▸ DIRECTION: Write the material out again exactly as it stands.

-=-=-

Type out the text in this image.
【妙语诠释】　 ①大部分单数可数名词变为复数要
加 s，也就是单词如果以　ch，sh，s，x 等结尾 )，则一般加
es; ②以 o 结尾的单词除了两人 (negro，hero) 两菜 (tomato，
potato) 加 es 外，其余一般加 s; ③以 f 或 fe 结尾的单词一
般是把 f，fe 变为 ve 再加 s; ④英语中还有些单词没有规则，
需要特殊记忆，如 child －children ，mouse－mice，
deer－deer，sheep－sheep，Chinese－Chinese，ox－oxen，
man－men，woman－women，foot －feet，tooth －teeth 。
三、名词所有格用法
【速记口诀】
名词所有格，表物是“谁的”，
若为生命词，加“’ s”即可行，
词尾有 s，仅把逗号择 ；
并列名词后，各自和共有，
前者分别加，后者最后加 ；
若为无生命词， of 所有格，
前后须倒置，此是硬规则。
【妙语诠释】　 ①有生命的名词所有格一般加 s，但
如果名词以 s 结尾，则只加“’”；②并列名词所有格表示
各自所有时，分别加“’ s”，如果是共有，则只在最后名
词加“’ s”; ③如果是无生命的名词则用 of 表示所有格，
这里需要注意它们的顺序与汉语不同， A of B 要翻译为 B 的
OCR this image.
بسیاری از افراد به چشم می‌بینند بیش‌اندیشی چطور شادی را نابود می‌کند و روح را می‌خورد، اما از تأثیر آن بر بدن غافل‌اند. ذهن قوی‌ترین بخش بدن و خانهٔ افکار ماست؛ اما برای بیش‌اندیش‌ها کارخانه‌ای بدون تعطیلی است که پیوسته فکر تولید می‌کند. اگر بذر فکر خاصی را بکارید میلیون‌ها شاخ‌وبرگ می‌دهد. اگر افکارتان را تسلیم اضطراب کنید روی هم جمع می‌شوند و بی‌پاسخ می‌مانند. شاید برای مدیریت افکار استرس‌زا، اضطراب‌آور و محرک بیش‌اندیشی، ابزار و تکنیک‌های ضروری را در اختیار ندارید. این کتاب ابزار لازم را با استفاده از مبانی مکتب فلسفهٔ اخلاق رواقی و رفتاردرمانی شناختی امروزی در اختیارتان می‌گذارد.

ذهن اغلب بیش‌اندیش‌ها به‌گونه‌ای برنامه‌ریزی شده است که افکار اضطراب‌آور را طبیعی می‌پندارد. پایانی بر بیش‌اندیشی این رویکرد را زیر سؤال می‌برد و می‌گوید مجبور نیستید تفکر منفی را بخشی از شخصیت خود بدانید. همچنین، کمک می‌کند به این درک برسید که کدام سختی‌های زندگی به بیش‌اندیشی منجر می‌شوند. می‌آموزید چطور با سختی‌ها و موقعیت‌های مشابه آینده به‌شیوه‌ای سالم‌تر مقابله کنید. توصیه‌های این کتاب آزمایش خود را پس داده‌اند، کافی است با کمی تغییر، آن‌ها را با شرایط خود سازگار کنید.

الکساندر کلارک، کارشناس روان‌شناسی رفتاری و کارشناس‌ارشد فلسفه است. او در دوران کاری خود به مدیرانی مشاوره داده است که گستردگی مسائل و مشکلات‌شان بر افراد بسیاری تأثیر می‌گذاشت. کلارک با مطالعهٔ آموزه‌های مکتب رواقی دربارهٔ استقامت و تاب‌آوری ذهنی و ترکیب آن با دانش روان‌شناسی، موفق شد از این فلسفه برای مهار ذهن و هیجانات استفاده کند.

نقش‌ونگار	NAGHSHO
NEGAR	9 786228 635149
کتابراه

-=-=-

▸ REPLY:
Type out the text in this image.
【妙语诠释】　 ①大部分单数可数名词变为复数要
加 s，也就是单词如果以　ch，sh，s，x 等结尾 )，则一般加
es; ②以 o 结尾的单词除了两人 (negro，hero) 两菜 (tomato，
potato) 加 es 外，其余一般加 s; ③以 f 或 fe 结尾的单词一
般是把 f，fe 变为 ve 再加 s; ④英语中还有些单词没有规则，
需要特殊记忆，如 child －children ，mouse－mice，
deer－deer，sheep－sheep，Chinese－Chinese，ox－oxen，
man－men，woman－women，foot －feet，tooth －teeth 。
三、名词所有格用法
【速记口诀】
名词所有格，表物是“谁的”，
若为生命词，加“’ s”即可行，
词尾有 s，仅把逗号择 ；
并列名词后，各自和共有，
前者分别加，后者最后加 ；
若为无生命词， of 所有格，
前后须倒置，此是硬规则。
【妙语诠释】　 ①有生命的名词所有格一般加 s，但
如果名词以 s 结尾，则只加“’”；②并列名词所有格表示
各自所有时，分别加“’ s”，如果是共有，则只在最后名
词加“’ s”; ③如果是无生命的名词则用 of 表示所有格，
这里需要注意它们的顺序与汉语不同， A of B 要翻译为 B 的
OCR this image.
بسیاری از افراد به چشم می‌بینند بیش‌اندیشی چطور شادی را نابود می‌کند و روح را می‌خورد، اما از تأثیر آن بر بدن غافل‌اند. ذهن قوی‌ترین بخش بدن و خانهٔ افکار ماست؛ اما برای بیش‌اندیش‌ها کارخانه‌ای بدون تعطیلی است که پیوسته فکر تولید می‌کند. اگر بذر فکر خاصی را بکارید میلیون‌ها شاخ‌وبرگ می‌دهد. اگر افکارتان را تسلیم اضطراب کنید روی هم جمع می‌شوند و بی‌پاسخ می‌مانند. شاید برای مدیریت افکار استرس‌زا، اضطراب‌آور و محرک بیش‌اندیشی، ابزار و تکنیک‌های ضروری را در اختیار ندارید. این کتاب ابزار لازم را با استفاده از مبانی مکتب فلسفهٔ اخلاق رواقی و رفتاردرمانی شناختی امروزی در اختیارتان می‌گذارد.

ذهن اغلب بیش‌اندیش‌ها به‌گونه‌ای برنامه‌ریزی شده است که افکار اضطراب‌آور را طبیعی می‌پندارد. پایانی بر بیش‌اندیشی این رویکرد را زیر سؤال می‌برد و می‌گوید مجبور نیستید تفکر منفی را بخشی از شخصیت خود بدانید. همچنین، کمک می‌کند به این درک برسید که کدام سختی‌های زندگی به بیش‌اندیشی منجر می‌شوند. می‌آموزید چطور با سختی‌ها و موقعیت‌های مشابه آینده به‌شیوه‌ای سالم‌تر مقابله کنید. توصیه‌های این کتاب آزمایش خود را پس داده‌اند، کافی است با کمی تغییر، آن‌ها را با شرایط خود سازگار کنید.

الکساندر کلارک، کارشناس روان‌شناسی رفتاری و کارشناس‌ارشد فلسفه است. او در دوران کاری خود به مدیرانی مشاوره داده است که گستردگی مسائل و مشکلات‌شان بر افراد بسیاری تأثیر می‌گذاشت. کلارک با مطالعهٔ آموزه‌های مکتب رواقی دربارهٔ استقامت و تاب‌آوری ذهنی و ترکیب آن با دانش روان‌شناسی، موفق شد از این فلسفه برای مهار ذهن و هیجانات استفاده کند.

نقش‌ونگار	NAGHSHO
NEGAR	9 786228 635149
کتابراه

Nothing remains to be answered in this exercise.